Requirement - Go through the data below and gather each line containing "nhảy".

···

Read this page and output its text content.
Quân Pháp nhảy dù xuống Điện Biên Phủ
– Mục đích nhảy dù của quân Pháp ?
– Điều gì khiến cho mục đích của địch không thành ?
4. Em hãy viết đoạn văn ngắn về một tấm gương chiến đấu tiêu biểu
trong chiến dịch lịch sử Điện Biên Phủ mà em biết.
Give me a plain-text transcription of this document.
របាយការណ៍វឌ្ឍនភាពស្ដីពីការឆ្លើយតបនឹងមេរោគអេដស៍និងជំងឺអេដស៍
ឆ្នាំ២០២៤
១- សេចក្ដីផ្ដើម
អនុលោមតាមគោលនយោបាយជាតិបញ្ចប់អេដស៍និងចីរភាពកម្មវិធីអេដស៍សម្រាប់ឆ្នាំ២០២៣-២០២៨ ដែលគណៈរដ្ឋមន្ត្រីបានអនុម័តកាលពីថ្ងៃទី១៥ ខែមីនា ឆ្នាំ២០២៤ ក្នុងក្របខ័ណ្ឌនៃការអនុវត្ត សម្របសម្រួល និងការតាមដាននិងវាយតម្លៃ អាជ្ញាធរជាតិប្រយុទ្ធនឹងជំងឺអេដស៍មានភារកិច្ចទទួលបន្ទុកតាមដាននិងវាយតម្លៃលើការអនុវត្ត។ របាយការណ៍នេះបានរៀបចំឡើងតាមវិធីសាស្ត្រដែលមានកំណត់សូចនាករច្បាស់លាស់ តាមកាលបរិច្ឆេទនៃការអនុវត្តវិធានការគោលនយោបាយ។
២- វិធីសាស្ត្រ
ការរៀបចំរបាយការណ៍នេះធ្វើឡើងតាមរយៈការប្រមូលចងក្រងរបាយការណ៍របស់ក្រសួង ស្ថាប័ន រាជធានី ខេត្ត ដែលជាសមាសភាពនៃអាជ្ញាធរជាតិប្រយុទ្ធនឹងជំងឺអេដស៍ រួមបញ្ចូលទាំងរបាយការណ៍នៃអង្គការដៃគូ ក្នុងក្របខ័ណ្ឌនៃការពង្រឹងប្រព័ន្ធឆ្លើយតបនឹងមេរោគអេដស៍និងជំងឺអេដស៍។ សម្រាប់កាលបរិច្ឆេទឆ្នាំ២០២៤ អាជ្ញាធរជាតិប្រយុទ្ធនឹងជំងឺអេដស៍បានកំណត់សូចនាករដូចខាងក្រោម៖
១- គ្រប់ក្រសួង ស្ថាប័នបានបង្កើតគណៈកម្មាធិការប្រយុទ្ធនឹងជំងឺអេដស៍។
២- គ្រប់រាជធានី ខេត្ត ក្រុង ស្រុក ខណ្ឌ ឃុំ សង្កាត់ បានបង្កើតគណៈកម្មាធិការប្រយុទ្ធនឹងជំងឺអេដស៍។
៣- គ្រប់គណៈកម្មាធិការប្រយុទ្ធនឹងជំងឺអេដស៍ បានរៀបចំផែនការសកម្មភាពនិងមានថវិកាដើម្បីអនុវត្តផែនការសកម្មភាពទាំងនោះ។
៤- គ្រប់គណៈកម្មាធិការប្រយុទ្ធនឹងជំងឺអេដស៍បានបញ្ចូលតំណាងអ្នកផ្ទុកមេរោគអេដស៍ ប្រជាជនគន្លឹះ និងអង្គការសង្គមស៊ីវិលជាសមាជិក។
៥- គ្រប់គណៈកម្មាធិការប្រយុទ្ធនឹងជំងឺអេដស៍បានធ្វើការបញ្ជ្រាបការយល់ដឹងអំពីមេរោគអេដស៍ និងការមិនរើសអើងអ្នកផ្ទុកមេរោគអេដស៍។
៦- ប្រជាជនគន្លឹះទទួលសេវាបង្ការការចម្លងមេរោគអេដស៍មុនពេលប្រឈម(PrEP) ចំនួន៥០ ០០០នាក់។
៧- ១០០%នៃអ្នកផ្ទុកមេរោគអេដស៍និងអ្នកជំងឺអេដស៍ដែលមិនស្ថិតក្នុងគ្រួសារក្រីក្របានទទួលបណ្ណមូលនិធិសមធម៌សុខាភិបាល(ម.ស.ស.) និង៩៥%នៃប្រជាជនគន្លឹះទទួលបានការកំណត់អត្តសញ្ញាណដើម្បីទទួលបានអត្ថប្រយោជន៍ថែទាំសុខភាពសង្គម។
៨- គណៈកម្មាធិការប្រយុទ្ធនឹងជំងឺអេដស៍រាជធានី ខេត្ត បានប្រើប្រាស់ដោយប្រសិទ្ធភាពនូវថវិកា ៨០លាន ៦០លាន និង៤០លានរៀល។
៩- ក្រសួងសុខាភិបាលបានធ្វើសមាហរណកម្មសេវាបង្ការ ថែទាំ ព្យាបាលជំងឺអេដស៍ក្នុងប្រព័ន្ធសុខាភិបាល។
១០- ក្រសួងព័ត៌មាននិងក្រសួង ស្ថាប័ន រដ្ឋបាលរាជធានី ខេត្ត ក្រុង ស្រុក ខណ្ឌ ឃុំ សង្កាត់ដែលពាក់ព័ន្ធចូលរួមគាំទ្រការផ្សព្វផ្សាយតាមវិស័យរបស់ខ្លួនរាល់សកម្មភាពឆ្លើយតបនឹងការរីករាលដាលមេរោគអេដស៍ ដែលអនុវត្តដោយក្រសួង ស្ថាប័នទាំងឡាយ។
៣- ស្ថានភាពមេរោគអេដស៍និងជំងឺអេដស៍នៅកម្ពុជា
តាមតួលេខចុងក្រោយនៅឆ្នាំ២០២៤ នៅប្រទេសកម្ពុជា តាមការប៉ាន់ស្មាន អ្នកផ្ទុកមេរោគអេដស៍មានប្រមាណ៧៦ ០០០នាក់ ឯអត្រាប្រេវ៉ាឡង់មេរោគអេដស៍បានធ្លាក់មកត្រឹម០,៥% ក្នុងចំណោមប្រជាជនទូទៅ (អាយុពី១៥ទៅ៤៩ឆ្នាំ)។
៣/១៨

···

Expected output -
Quân Pháp nhảy dù xuống Điện Biên Phủ
– Mục đích nhảy dù của quân Pháp ?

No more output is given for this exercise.